#### WORK INSTRUCTIONS:
Select all lines with the string "thumbs" in them, and copy those lines.

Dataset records
• • • • •

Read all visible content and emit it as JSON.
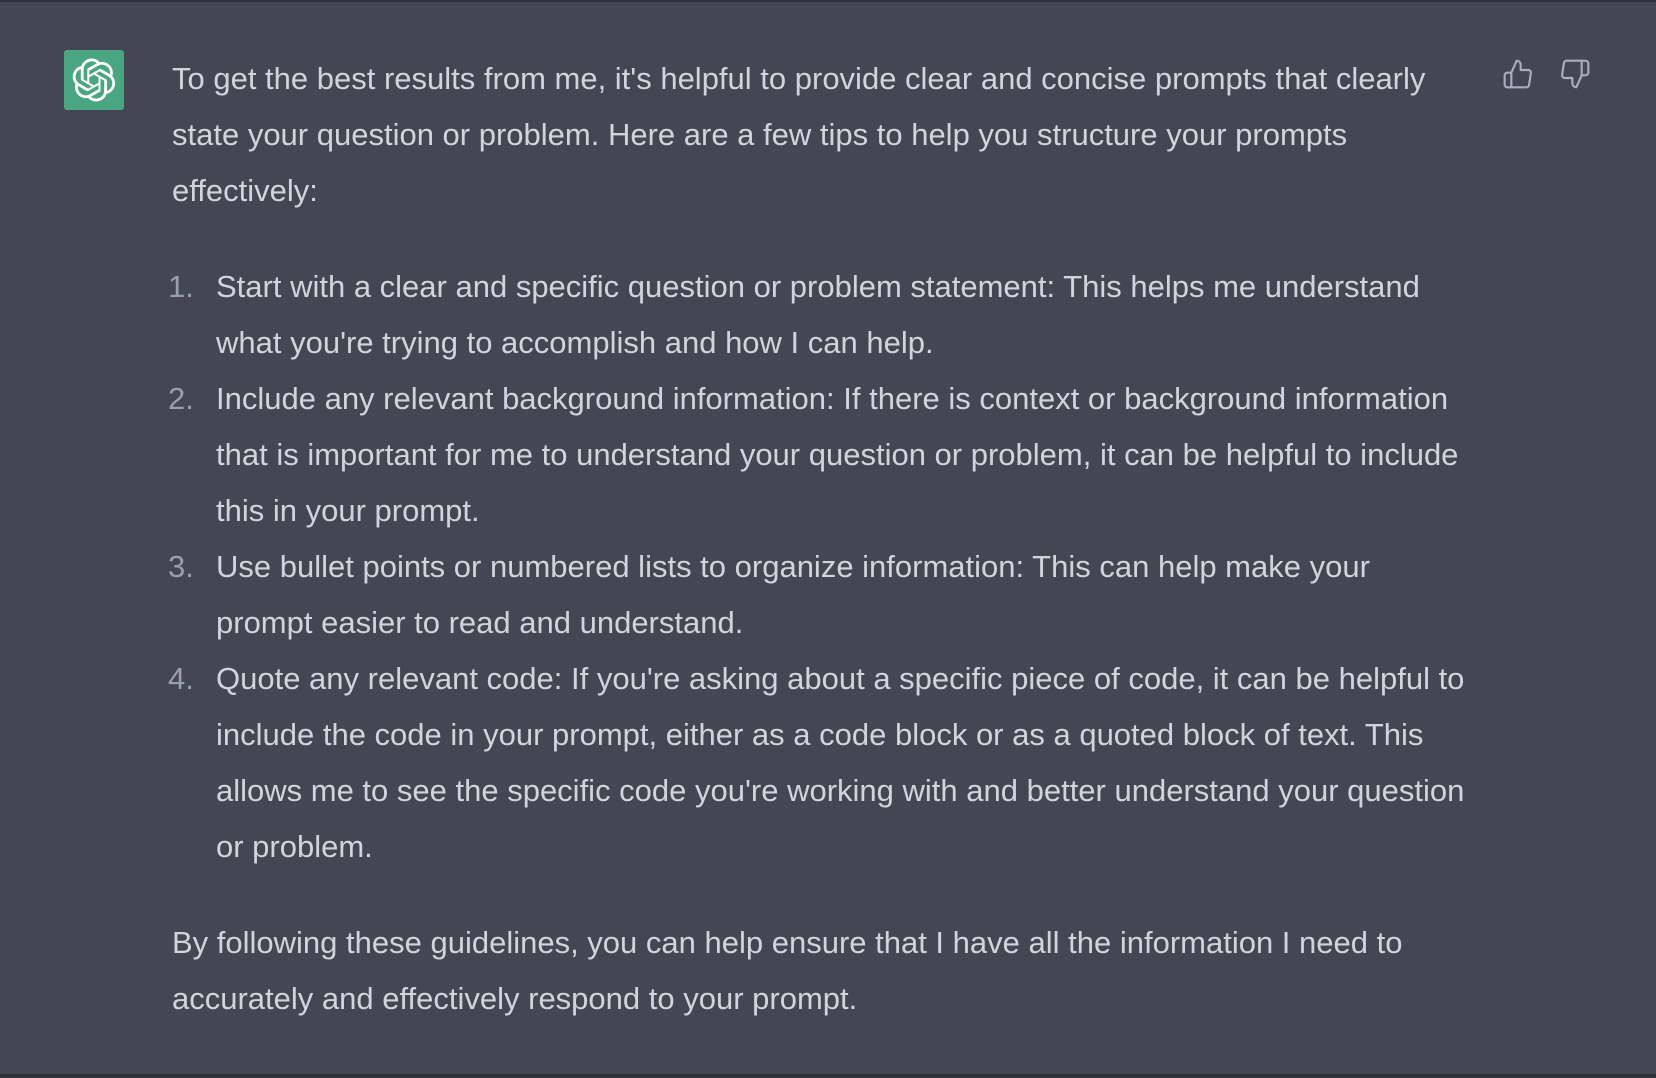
{
  "conversation": {
    "assistant": {
      "avatar_icon": "openai-logo-icon",
      "avatar_color": "#4aa582",
      "intro": "To get the best results from me, it's helpful to provide clear and concise prompts that clearly state your question or problem. Here are a few tips to help you structure your prompts effectively:",
      "tips": [
        {
          "number": "1.",
          "text": "Start with a clear and specific question or problem statement: This helps me understand what you're trying to accomplish and how I can help."
        },
        {
          "number": "2.",
          "text": "Include any relevant background information: If there is context or background information that is important for me to understand your question or problem, it can be helpful to include this in your prompt."
        },
        {
          "number": "3.",
          "text": "Use bullet points or numbered lists to organize information: This can help make your prompt easier to read and understand."
        },
        {
          "number": "4.",
          "text": "Quote any relevant code: If you're asking about a specific piece of code, it can be helpful to include the code in your prompt, either as a code block or as a quoted block of text. This allows me to see the specific code you're working with and better understand your question or problem."
        }
      ],
      "conclusion": "By following these guidelines, you can help ensure that I have all the information I need to accurately and effectively respond to your prompt."
    },
    "feedback": {
      "thumbs_up_icon": "thumbs-up-icon",
      "thumbs_down_icon": "thumbs-down-icon"
    }
  },
  "colors": {
    "background": "#444654",
    "text": "#d1d5db",
    "list_number": "#9aa0ab",
    "icon": "#acacbe"
  }
}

• • • • •

#### SOLUTION BELOW:
      "thumbs_up_icon": "thumbs-up-icon",
      "thumbs_down_icon": "thumbs-down-icon"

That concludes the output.